### YOUR INSTRUCTIONS:
Identify and copy all lines of the material where the string "Land" is found.

### Dataset rows:
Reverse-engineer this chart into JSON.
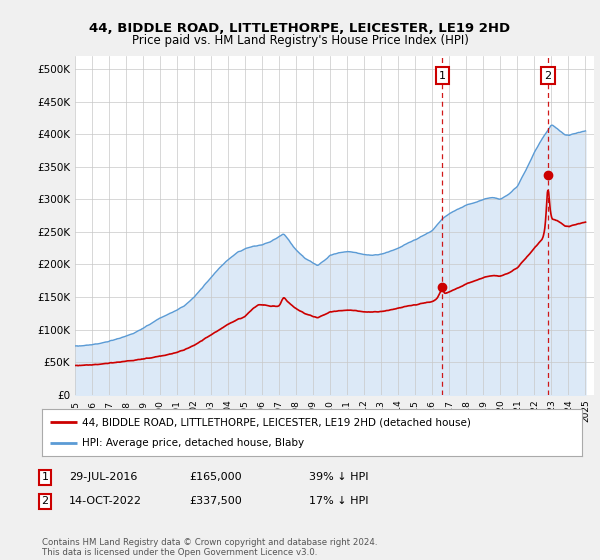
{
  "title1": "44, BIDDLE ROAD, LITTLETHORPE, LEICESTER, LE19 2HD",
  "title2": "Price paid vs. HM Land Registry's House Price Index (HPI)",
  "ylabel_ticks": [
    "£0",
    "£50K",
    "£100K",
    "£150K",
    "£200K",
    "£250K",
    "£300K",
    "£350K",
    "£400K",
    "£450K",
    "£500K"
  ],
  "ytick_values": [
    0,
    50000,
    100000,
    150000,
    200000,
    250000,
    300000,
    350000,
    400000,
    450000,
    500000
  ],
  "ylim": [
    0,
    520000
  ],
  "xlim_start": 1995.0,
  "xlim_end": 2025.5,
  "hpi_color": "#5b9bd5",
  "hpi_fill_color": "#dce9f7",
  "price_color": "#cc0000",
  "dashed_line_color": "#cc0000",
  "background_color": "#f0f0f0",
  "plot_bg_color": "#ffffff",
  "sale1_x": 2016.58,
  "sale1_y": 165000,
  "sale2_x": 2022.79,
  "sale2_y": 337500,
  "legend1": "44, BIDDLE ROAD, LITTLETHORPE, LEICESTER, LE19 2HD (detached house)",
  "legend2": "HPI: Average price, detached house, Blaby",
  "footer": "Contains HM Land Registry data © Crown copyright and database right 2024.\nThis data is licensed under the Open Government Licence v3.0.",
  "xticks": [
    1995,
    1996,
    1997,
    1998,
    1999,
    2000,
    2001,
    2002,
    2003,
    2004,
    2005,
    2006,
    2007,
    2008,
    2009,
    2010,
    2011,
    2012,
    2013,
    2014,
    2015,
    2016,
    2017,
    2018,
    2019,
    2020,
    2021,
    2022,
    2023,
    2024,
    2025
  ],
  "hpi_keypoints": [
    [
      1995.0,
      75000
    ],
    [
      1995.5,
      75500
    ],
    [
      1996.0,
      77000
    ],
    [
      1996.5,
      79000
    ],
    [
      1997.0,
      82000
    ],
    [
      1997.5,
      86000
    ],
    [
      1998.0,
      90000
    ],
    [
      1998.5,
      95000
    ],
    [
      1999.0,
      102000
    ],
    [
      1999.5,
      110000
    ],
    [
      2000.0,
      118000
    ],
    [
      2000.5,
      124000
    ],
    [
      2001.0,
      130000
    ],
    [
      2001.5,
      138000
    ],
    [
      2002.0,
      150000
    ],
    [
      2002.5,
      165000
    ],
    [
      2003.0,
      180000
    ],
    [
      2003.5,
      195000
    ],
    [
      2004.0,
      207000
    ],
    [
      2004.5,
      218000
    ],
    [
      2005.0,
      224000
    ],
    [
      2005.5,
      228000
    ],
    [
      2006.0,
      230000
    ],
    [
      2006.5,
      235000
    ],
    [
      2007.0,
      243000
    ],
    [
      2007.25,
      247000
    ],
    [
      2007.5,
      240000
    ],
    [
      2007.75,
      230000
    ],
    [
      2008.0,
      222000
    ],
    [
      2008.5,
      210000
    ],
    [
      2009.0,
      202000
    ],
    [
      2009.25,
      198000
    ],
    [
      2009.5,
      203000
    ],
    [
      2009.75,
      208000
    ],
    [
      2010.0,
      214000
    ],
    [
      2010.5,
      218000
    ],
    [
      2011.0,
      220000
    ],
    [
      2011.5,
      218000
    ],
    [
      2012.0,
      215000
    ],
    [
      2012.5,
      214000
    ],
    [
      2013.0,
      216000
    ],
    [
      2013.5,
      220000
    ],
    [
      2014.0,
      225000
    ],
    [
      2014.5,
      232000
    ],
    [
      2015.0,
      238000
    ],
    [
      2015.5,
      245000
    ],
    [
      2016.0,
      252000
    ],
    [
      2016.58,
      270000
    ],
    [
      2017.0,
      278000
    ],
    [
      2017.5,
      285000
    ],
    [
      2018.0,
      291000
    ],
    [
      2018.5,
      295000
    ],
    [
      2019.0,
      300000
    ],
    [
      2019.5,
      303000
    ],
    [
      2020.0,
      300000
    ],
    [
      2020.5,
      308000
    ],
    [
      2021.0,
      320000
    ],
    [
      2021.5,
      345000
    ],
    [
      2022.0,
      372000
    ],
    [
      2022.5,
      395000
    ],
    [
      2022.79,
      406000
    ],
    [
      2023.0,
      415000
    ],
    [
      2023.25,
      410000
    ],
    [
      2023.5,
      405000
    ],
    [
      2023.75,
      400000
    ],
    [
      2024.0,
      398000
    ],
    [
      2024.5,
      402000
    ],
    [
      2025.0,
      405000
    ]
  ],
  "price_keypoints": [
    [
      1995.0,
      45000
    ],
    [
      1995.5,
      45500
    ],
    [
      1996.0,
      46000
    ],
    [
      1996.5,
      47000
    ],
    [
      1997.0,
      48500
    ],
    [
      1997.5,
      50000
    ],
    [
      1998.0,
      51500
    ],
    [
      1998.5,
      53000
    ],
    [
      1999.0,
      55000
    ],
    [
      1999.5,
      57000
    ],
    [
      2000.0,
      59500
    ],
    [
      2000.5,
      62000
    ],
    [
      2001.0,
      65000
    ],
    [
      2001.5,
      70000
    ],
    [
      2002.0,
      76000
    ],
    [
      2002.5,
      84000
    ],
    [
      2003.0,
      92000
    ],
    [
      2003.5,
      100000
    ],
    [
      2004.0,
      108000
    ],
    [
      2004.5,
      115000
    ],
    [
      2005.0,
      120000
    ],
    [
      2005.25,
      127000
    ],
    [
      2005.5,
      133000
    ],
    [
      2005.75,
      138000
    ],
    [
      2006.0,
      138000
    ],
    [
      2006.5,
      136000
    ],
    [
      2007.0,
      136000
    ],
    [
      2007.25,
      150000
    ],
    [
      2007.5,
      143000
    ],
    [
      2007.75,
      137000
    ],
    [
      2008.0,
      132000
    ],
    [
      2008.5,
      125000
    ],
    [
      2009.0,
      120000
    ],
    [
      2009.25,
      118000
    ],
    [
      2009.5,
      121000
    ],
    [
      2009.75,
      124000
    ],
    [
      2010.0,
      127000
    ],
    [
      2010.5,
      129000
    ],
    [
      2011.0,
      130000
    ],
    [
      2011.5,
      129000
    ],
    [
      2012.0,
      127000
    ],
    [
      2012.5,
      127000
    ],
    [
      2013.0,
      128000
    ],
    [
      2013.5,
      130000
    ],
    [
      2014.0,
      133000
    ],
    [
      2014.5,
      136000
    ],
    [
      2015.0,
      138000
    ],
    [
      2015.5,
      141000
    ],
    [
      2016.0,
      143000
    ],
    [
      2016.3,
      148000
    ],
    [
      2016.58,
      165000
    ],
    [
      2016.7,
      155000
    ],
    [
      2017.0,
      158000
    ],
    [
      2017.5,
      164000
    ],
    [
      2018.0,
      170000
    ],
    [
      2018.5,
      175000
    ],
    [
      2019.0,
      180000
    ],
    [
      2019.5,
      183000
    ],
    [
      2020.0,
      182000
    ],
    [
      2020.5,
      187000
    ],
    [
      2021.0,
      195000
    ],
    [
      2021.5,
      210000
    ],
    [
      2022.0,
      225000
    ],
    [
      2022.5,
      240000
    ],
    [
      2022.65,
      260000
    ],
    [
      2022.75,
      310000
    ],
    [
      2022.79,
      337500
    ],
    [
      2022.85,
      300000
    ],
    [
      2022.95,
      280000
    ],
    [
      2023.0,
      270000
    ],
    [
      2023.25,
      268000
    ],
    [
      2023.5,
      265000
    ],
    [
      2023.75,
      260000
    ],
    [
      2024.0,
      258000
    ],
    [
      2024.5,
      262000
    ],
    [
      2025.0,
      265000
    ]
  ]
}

### CORRECT RESPONSE:
  "title2": "Price paid vs. HM Land Registry's House Price Index (HPI)",
  "footer": "Contains HM Land Registry data © Crown copyright and database right 2024.\nThis data is licensed under the Open Government Licence v3.0.",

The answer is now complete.